→ DATA TO USE

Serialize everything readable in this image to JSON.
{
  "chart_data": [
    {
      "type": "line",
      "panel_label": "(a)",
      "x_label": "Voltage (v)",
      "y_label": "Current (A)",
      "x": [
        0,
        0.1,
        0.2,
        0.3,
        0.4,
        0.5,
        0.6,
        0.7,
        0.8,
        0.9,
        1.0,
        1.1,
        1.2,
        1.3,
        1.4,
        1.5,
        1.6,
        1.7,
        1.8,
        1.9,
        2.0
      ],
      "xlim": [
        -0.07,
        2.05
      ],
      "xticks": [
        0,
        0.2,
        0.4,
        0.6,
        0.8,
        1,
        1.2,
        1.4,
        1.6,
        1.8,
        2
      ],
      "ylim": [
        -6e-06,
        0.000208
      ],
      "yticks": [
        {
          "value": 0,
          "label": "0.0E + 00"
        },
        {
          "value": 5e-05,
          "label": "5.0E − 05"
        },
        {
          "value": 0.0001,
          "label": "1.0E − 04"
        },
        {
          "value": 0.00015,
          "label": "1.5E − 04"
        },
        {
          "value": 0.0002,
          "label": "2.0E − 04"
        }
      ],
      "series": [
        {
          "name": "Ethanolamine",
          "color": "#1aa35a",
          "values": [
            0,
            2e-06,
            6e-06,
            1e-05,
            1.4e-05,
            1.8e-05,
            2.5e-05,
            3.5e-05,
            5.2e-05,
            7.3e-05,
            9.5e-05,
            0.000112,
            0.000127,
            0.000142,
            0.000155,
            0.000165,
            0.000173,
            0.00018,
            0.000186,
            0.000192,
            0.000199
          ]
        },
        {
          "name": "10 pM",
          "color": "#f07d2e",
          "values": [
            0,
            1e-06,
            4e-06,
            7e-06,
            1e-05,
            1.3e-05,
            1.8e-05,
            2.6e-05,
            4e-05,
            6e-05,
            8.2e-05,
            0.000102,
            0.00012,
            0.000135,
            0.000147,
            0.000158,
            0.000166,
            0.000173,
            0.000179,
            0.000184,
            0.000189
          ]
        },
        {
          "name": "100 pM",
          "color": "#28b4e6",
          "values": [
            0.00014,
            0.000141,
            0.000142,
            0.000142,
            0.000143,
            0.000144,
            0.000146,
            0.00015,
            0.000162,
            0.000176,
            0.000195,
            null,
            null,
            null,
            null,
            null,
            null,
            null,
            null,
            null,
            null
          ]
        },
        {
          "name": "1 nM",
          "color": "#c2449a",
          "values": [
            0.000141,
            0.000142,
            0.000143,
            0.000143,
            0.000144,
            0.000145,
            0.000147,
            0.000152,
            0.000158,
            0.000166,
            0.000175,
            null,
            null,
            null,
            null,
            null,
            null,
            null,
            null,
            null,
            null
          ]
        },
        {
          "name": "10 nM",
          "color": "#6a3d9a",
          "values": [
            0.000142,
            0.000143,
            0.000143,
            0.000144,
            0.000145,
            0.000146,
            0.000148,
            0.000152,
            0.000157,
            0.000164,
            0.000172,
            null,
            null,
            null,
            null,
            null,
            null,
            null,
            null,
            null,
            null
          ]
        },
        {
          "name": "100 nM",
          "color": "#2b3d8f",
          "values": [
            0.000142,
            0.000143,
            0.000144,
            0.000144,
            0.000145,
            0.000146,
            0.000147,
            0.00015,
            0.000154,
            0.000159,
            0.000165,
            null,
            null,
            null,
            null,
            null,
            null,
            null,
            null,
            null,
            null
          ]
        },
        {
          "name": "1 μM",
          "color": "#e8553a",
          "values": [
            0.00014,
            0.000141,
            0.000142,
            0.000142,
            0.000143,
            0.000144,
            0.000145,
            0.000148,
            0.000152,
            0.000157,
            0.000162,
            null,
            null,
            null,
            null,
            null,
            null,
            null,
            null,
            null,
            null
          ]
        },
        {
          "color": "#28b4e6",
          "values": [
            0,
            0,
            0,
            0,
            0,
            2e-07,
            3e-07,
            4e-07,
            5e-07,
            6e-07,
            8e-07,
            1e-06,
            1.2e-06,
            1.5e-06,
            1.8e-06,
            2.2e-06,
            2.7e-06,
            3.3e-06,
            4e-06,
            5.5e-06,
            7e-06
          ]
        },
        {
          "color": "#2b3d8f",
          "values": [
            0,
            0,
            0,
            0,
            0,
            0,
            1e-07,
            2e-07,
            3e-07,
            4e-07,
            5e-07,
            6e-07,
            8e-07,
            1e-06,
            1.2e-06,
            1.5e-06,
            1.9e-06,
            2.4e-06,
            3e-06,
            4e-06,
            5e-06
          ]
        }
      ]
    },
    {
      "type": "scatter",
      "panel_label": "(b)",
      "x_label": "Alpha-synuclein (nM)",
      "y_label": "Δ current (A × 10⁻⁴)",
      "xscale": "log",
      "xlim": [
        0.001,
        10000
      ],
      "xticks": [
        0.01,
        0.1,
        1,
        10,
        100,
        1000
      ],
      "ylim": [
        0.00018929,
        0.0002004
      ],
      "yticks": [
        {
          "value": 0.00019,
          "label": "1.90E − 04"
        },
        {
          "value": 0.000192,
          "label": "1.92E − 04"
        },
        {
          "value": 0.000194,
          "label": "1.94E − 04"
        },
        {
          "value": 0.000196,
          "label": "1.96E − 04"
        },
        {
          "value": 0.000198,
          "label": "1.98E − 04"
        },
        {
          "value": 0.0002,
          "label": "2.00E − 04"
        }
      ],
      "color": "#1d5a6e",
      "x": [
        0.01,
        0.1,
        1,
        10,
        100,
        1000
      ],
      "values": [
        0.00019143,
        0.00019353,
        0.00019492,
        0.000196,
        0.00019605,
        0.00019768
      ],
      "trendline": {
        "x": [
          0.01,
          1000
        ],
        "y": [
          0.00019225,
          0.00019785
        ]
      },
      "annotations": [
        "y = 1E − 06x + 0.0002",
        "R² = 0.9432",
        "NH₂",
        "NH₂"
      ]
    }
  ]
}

→ DIRECTIONS FOR THIS TASK
Write out the records above again, keeping each one identical to the original.

→ SOLVED PROBLEM
Serialize everything readable in this image to JSON.
{
  "chart_data": [
    {
      "type": "line",
      "panel_label": "(a)",
      "x_label": "Voltage (v)",
      "y_label": "Current (A)",
      "x": [
        0,
        0.1,
        0.2,
        0.3,
        0.4,
        0.5,
        0.6,
        0.7,
        0.8,
        0.9,
        1.0,
        1.1,
        1.2,
        1.3,
        1.4,
        1.5,
        1.6,
        1.7,
        1.8,
        1.9,
        2.0
      ],
      "xlim": [
        -0.07,
        2.05
      ],
      "xticks": [
        0,
        0.2,
        0.4,
        0.6,
        0.8,
        1,
        1.2,
        1.4,
        1.6,
        1.8,
        2
      ],
      "ylim": [
        -6e-06,
        0.000208
      ],
      "yticks": [
        {
          "value": 0,
          "label": "0.0E + 00"
        },
        {
          "value": 5e-05,
          "label": "5.0E − 05"
        },
        {
          "value": 0.0001,
          "label": "1.0E − 04"
        },
        {
          "value": 0.00015,
          "label": "1.5E − 04"
        },
        {
          "value": 0.0002,
          "label": "2.0E − 04"
        }
      ],
      "series": [
        {
          "name": "Ethanolamine",
          "color": "#1aa35a",
          "values": [
            0,
            2e-06,
            6e-06,
            1e-05,
            1.4e-05,
            1.8e-05,
            2.5e-05,
            3.5e-05,
            5.2e-05,
            7.3e-05,
            9.5e-05,
            0.000112,
            0.000127,
            0.000142,
            0.000155,
            0.000165,
            0.000173,
            0.00018,
            0.000186,
            0.000192,
            0.000199
          ]
        },
        {
          "name": "10 pM",
          "color": "#f07d2e",
          "values": [
            0,
            1e-06,
            4e-06,
            7e-06,
            1e-05,
            1.3e-05,
            1.8e-05,
            2.6e-05,
            4e-05,
            6e-05,
            8.2e-05,
            0.000102,
            0.00012,
            0.000135,
            0.000147,
            0.000158,
            0.000166,
            0.000173,
            0.000179,
            0.000184,
            0.000189
          ]
        },
        {
          "name": "100 pM",
          "color": "#28b4e6",
          "values": [
            0.00014,
            0.000141,
            0.000142,
            0.000142,
            0.000143,
            0.000144,
            0.000146,
            0.00015,
            0.000162,
            0.000176,
            0.000195,
            null,
            null,
            null,
            null,
            null,
            null,
            null,
            null,
            null,
            null
          ]
        },
        {
          "name": "1 nM",
          "color": "#c2449a",
          "values": [
            0.000141,
            0.000142,
            0.000143,
            0.000143,
            0.000144,
            0.000145,
            0.000147,
            0.000152,
            0.000158,
            0.000166,
            0.000175,
            null,
            null,
            null,
            null,
            null,
            null,
            null,
            null,
            null,
            null
          ]
        },
        {
          "name": "10 nM",
          "color": "#6a3d9a",
          "values": [
            0.000142,
            0.000143,
            0.000143,
            0.000144,
            0.000145,
            0.000146,
            0.000148,
            0.000152,
            0.000157,
            0.000164,
            0.000172,
            null,
            null,
            null,
            null,
            null,
            null,
            null,
            null,
            null,
            null
          ]
        },
        {
          "name": "100 nM",
          "color": "#2b3d8f",
          "values": [
            0.000142,
            0.000143,
            0.000144,
            0.000144,
            0.000145,
            0.000146,
            0.000147,
            0.00015,
            0.000154,
            0.000159,
            0.000165,
            null,
            null,
            null,
            null,
            null,
            null,
            null,
            null,
            null,
            null
          ]
        },
        {
          "name": "1 μM",
          "color": "#e8553a",
          "values": [
            0.00014,
            0.000141,
            0.000142,
            0.000142,
            0.000143,
            0.000144,
            0.000145,
            0.000148,
            0.000152,
            0.000157,
            0.000162,
            null,
            null,
            null,
            null,
            null,
            null,
            null,
            null,
            null,
            null
          ]
        },
        {
          "color": "#28b4e6",
          "values": [
            0,
            0,
            0,
            0,
            0,
            2e-07,
            3e-07,
            4e-07,
            5e-07,
            6e-07,
            8e-07,
            1e-06,
            1.2e-06,
            1.5e-06,
            1.8e-06,
            2.2e-06,
            2.7e-06,
            3.3e-06,
            4e-06,
            5.5e-06,
            7e-06
          ]
        },
        {
          "color": "#2b3d8f",
          "values": [
            0,
            0,
            0,
            0,
            0,
            0,
            1e-07,
            2e-07,
            3e-07,
            4e-07,
            5e-07,
            6e-07,
            8e-07,
            1e-06,
            1.2e-06,
            1.5e-06,
            1.9e-06,
            2.4e-06,
            3e-06,
            4e-06,
            5e-06
          ]
        }
      ]
    },
    {
      "type": "scatter",
      "panel_label": "(b)",
      "x_label": "Alpha-synuclein (nM)",
      "y_label": "Δ current (A × 10⁻⁴)",
      "xscale": "log",
      "xlim": [
        0.001,
        10000
      ],
      "xticks": [
        0.01,
        0.1,
        1,
        10,
        100,
        1000
      ],
      "ylim": [
        0.00018929,
        0.0002004
      ],
      "yticks": [
        {
          "value": 0.00019,
          "label": "1.90E − 04"
        },
        {
          "value": 0.000192,
          "label": "1.92E − 04"
        },
        {
          "value": 0.000194,
          "label": "1.94E − 04"
        },
        {
          "value": 0.000196,
          "label": "1.96E − 04"
        },
        {
          "value": 0.000198,
          "label": "1.98E − 04"
        },
        {
          "value": 0.0002,
          "label": "2.00E − 04"
        }
      ],
      "color": "#1d5a6e",
      "x": [
        0.01,
        0.1,
        1,
        10,
        100,
        1000
      ],
      "values": [
        0.00019143,
        0.00019353,
        0.00019492,
        0.000196,
        0.00019605,
        0.00019768
      ],
      "trendline": {
        "x": [
          0.01,
          1000
        ],
        "y": [
          0.00019225,
          0.00019785
        ]
      },
      "annotations": [
        "y = 1E − 06x + 0.0002",
        "R² = 0.9432",
        "NH₂",
        "NH₂"
      ]
    }
  ]
}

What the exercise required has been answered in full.